= Brief =
Render every line of the material below as a numbered list. Skip blank lines and leave the pictures out.

= Raw records =
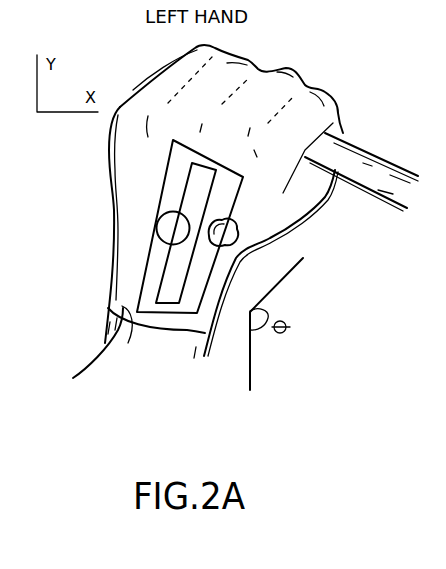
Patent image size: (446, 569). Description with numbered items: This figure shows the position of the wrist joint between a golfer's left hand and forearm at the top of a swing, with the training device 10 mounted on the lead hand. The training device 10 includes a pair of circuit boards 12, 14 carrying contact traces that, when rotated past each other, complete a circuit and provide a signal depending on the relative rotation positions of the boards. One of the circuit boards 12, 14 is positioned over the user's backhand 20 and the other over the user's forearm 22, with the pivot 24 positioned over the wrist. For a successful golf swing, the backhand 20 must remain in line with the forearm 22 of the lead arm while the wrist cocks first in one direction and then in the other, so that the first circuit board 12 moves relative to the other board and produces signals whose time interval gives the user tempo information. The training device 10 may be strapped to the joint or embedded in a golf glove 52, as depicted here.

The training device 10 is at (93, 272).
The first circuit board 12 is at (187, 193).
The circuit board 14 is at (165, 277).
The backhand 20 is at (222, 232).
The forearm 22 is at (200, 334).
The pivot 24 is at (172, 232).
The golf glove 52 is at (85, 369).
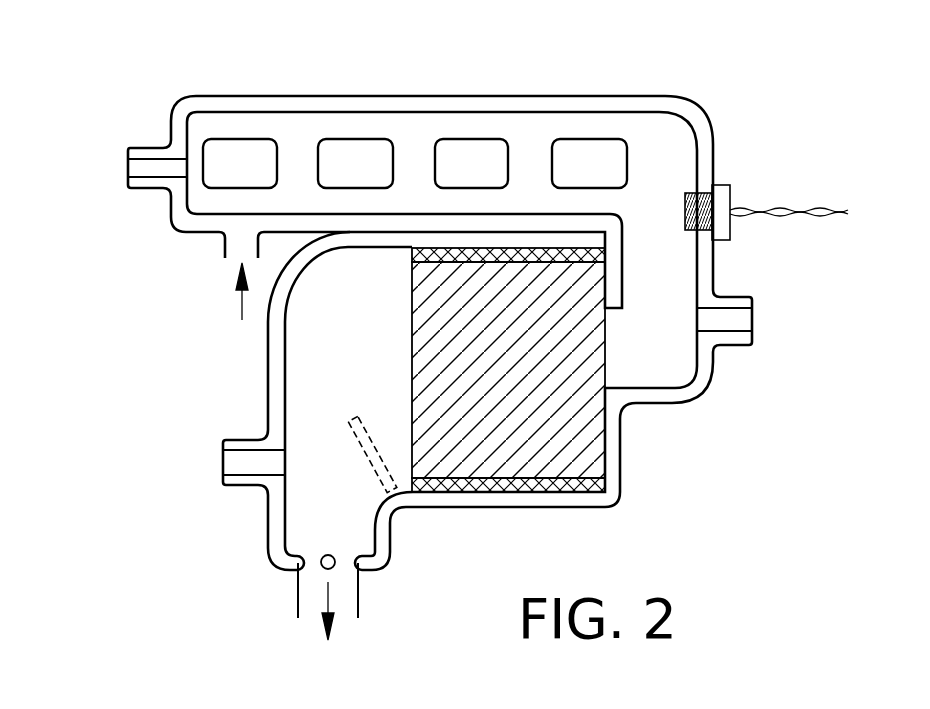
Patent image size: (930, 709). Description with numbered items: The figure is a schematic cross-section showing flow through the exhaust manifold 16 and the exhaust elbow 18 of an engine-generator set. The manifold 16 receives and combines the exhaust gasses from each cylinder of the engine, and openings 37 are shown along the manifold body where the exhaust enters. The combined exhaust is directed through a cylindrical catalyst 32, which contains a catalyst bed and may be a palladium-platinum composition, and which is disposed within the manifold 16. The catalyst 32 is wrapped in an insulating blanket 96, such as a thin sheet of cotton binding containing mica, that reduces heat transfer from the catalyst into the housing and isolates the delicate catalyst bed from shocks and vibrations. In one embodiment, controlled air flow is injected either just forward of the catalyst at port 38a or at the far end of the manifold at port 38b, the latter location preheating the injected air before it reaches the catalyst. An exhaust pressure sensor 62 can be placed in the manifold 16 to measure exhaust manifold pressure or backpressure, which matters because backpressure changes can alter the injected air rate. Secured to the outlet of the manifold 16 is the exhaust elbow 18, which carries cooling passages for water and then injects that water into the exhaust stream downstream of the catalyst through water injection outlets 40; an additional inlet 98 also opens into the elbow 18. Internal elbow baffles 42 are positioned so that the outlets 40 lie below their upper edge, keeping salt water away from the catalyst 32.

= Expected answer =
1. Patent image size: (446, 569). Description with numbered items: This figure shows the position of the wrist joint between a golfer's left hand and forearm at the top of a swing, with the training device 10 mounted on the lead hand. The training device 10 includes a pair of circuit boards 12, 14 carrying contact traces that, when rotated past each other, complete a circuit and provide a signal depending on the relative rotation positions of the boards. One of the circuit boards 12, 14 is positioned over the user's backhand 20 and the other over the user's forearm 22, with the pivot 24 positioned over the wrist. For a successful golf swing, the backhand 20 must remain in line with the forearm 22 of the lead arm while the wrist cocks first in one direction and then in the other, so that the first circuit board 12 moves relative to the other board and produces signals whose time interval gives the user tempo information. The training device 10 may be strapped to the joint or embedded in a golf glove 52, as depicted here.
2. The training device 10 is at (93, 272).
3. The first circuit board 12 is at (187, 193).
4. The circuit board 14 is at (165, 277).
5. The backhand 20 is at (222, 232).
6. The forearm 22 is at (200, 334).
7. The pivot 24 is at (172, 232).
8. The golf glove 52 is at (85, 369).
9. Patent image size: (930, 709). Description with numbered items: The figure is a schematic cross-section showing flow through the exhaust manifold 16 and the exhaust elbow 18 of an engine-generator set. The manifold 16 receives and combines the exhaust gasses from each cylinder of the engine, and openings 37 are shown along the manifold body where the exhaust enters. The combined exhaust is directed through a cylindrical catalyst 32, which contains a catalyst bed and may be a palladium-platinum composition, and which is disposed within the manifold 16. The catalyst 32 is wrapped in an insulating blanket 96, such as a thin sheet of cotton binding containing mica, that reduces heat transfer from the catalyst into the housing and isolates the delicate catalyst bed from shocks and vibrations. In one embodiment, controlled air flow is injected either just forward of the catalyst at port 38a or at the far end of the manifold at port 38b, the latter location preheating the injected air before it reaches the catalyst. An exhaust pressure sensor 62 can be placed in the manifold 16 to measure exhaust manifold pressure or backpressure, which matters because backpressure changes can alter the injected air rate. Secured to the outlet of the manifold 16 is the exhaust elbow 18, which carries cooling passages for water and then injects that water into the exhaust stream downstream of the catalyst through water injection outlets 40; an additional inlet 98 also opens into the elbow 18. Internal elbow baffles 42 are positioned so that the outlets 40 lie below their upper edge, keeping salt water away from the catalyst 32.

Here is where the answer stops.